RECORDS TO PROCESS.

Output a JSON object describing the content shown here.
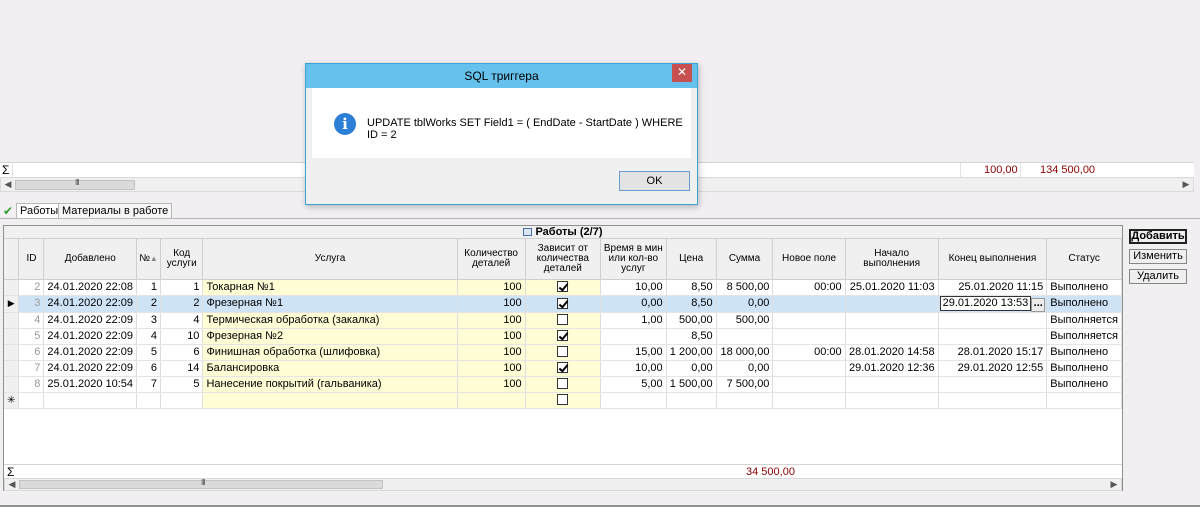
{
  "top_grid": {
    "sigma": "Σ",
    "sum_1": "100,00",
    "sum_2": "134 500,00",
    "scroll_thumb": "III"
  },
  "tabs": [
    {
      "label": "Работы",
      "icon": "check-icon",
      "active": true
    },
    {
      "label": "Материалы в работе",
      "active": false
    }
  ],
  "grid": {
    "caption": "Работы (2/7)",
    "columns": [
      "ID",
      "Добавлено",
      "№",
      "Код услуги",
      "Услуга",
      "Количество деталей",
      "Зависит от количества деталей",
      "Время в мин или кол-во услуг",
      "Цена",
      "Сумма",
      "Новое поле",
      "Начало выполнения",
      "Конец выполнения",
      "Статус"
    ],
    "sort_indicator": "▲",
    "rows": [
      {
        "id": "2",
        "added": "24.01.2020 22:08",
        "num": "1",
        "code": "1",
        "service": "Токарная №1",
        "qty": "100",
        "depends": true,
        "time": "10,00",
        "price": "8,50",
        "sum": "8 500,00",
        "newfield": "00:00",
        "start": "25.01.2020 11:03",
        "end": "25.01.2020 11:15",
        "status": "Выполнено",
        "selected": false
      },
      {
        "id": "3",
        "added": "24.01.2020 22:09",
        "num": "2",
        "code": "2",
        "service": "Фрезерная №1",
        "qty": "100",
        "depends": true,
        "time": "0,00",
        "price": "8,50",
        "sum": "0,00",
        "newfield": "",
        "start": "",
        "end": "29.01.2020 13:53",
        "status": "Выполнено",
        "selected": true
      },
      {
        "id": "4",
        "added": "24.01.2020 22:09",
        "num": "3",
        "code": "4",
        "service": "Термическая обработка (закалка)",
        "qty": "100",
        "depends": false,
        "time": "1,00",
        "price": "500,00",
        "sum": "500,00",
        "newfield": "",
        "start": "",
        "end": "",
        "status": "Выполняется",
        "selected": false
      },
      {
        "id": "5",
        "added": "24.01.2020 22:09",
        "num": "4",
        "code": "10",
        "service": "Фрезерная №2",
        "qty": "100",
        "depends": true,
        "time": "",
        "price": "8,50",
        "sum": "",
        "newfield": "",
        "start": "",
        "end": "",
        "status": "Выполняется",
        "selected": false
      },
      {
        "id": "6",
        "added": "24.01.2020 22:09",
        "num": "5",
        "code": "6",
        "service": "Финишная обработка (шлифовка)",
        "qty": "100",
        "depends": false,
        "time": "15,00",
        "price": "1 200,00",
        "sum": "18 000,00",
        "newfield": "00:00",
        "start": "28.01.2020 14:58",
        "end": "28.01.2020 15:17",
        "status": "Выполнено",
        "selected": false
      },
      {
        "id": "7",
        "added": "24.01.2020 22:09",
        "num": "6",
        "code": "14",
        "service": "Балансировка",
        "qty": "100",
        "depends": true,
        "time": "10,00",
        "price": "0,00",
        "sum": "0,00",
        "newfield": "",
        "start": "29.01.2020 12:36",
        "end": "29.01.2020 12:55",
        "status": "Выполнено",
        "selected": false
      },
      {
        "id": "8",
        "added": "25.01.2020 10:54",
        "num": "7",
        "code": "5",
        "service": "Нанесение покрытий (гальваника)",
        "qty": "100",
        "depends": false,
        "time": "5,00",
        "price": "1 500,00",
        "sum": "7 500,00",
        "newfield": "",
        "start": "",
        "end": "",
        "status": "Выполнено",
        "selected": false
      }
    ],
    "row_pointer": "▶",
    "new_row_marker": "✳",
    "ellipsis": "...",
    "sigma": "Σ",
    "sum_total": "34 500,00",
    "scroll_thumb": "III"
  },
  "buttons": {
    "add": "Добавить",
    "edit": "Изменить",
    "delete": "Удалить"
  },
  "dialog": {
    "title": "SQL триггера",
    "close": "✕",
    "icon": "info-icon",
    "icon_glyph": "i",
    "message": "UPDATE tblWorks SET Field1 = ( EndDate - StartDate ) WHERE ID = 2",
    "ok": "OK"
  },
  "colors": {
    "title_bar": "#66c1ec",
    "selected_row": "#cfe3f7",
    "editable_cell": "#fefdd5",
    "sum_text": "#8b0000"
  }
}
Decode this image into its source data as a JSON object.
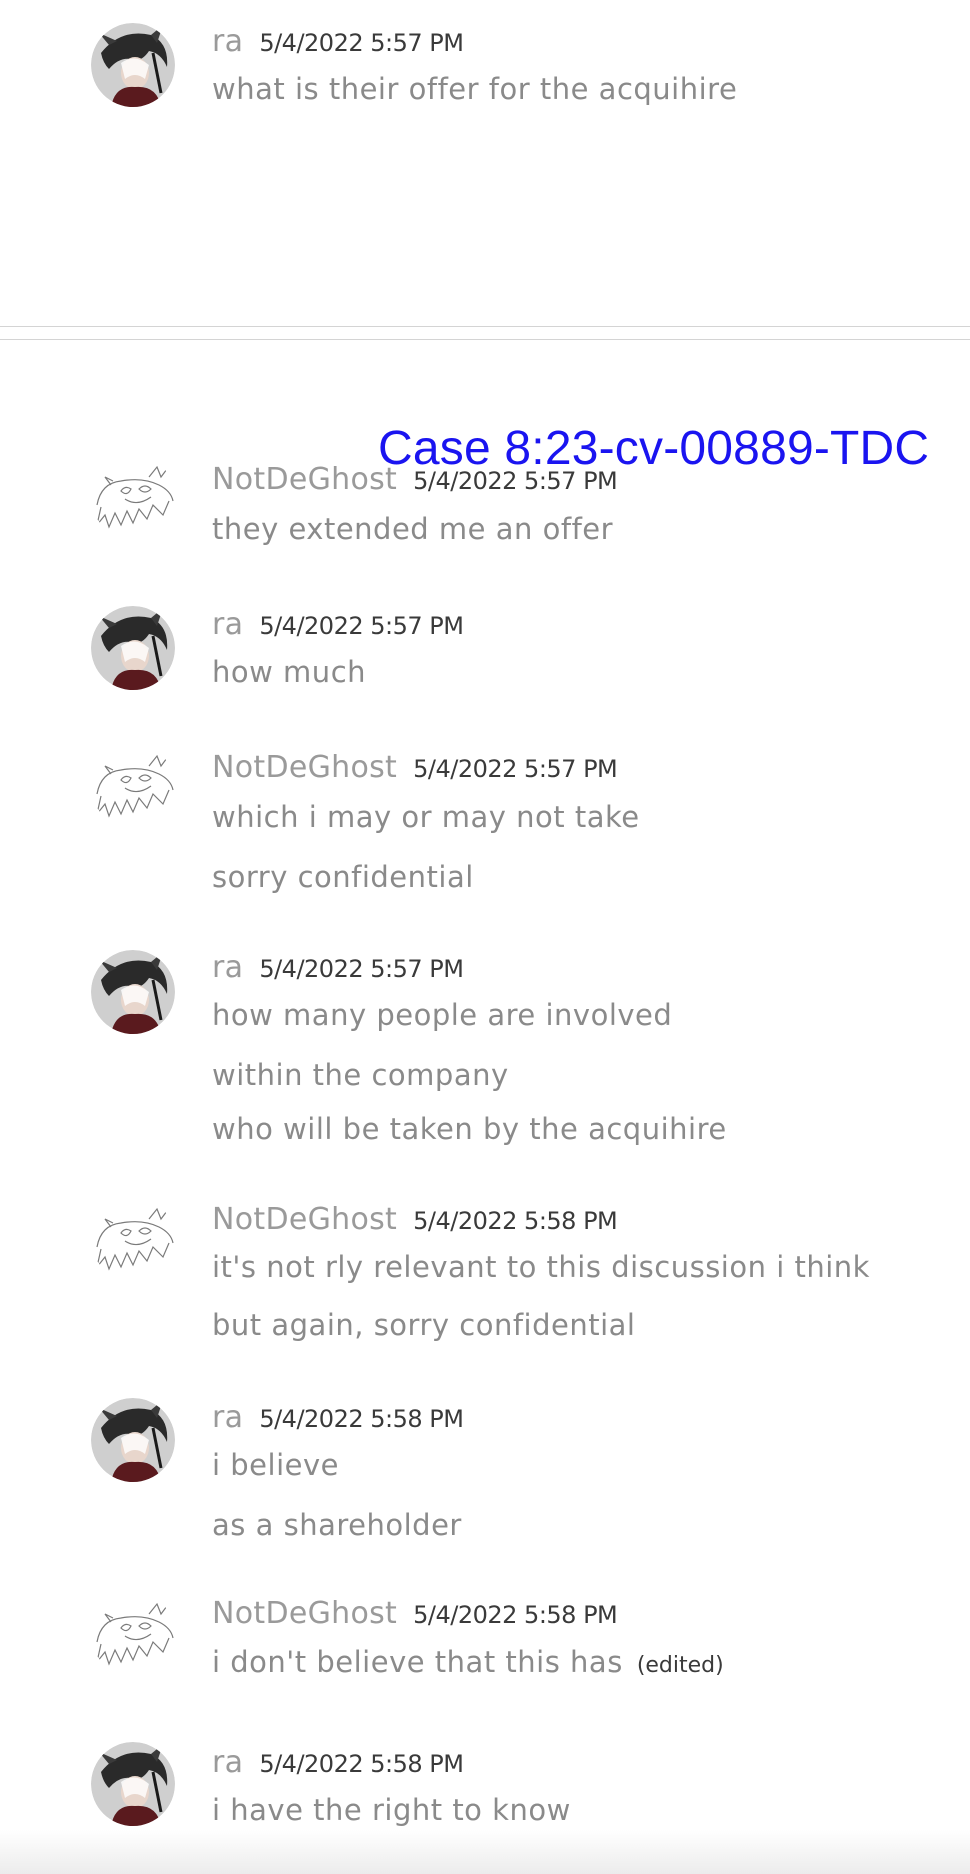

TASK OBJECTIVE. Tally the lines that hold the string "price" and state the total, nothing more.

FULL OUTPUT. 7